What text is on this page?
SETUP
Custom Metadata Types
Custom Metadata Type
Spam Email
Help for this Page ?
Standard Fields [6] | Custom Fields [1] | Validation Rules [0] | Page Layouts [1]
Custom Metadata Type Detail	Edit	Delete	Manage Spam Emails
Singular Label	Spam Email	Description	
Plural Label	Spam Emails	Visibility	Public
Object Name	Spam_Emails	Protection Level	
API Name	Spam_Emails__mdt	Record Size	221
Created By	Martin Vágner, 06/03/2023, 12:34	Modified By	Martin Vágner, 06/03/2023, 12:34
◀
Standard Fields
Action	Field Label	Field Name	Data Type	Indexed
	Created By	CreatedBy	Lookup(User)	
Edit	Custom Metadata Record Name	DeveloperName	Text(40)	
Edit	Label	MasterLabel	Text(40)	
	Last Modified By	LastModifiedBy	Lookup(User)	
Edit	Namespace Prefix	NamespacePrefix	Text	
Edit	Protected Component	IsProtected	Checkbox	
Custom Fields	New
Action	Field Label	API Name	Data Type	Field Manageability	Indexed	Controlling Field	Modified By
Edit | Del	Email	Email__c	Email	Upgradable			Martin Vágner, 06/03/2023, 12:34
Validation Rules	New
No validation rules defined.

=-=-=-=-=

Please set down the whole listing above without altering a single line.

What text is on this page?
SETUP
Custom Metadata Types
Custom Metadata Type
Spam Email
Help for this Page ?
Standard Fields [6] | Custom Fields [1] | Validation Rules [0] | Page Layouts [1]
Custom Metadata Type Detail	Edit	Delete	Manage Spam Emails
Singular Label	Spam Email	Description	
Plural Label	Spam Emails	Visibility	Public
Object Name	Spam_Emails	Protection Level	
API Name	Spam_Emails__mdt	Record Size	221
Created By	Martin Vágner, 06/03/2023, 12:34	Modified By	Martin Vágner, 06/03/2023, 12:34
◀
Standard Fields
Action	Field Label	Field Name	Data Type	Indexed
	Created By	CreatedBy	Lookup(User)	
Edit	Custom Metadata Record Name	DeveloperName	Text(40)	
Edit	Label	MasterLabel	Text(40)	
	Last Modified By	LastModifiedBy	Lookup(User)	
Edit	Namespace Prefix	NamespacePrefix	Text	
Edit	Protected Component	IsProtected	Checkbox	
Custom Fields	New
Action	Field Label	API Name	Data Type	Field Manageability	Indexed	Controlling Field	Modified By
Edit | Del	Email	Email__c	Email	Upgradable			Martin Vágner, 06/03/2023, 12:34
Validation Rules	New
No validation rules defined.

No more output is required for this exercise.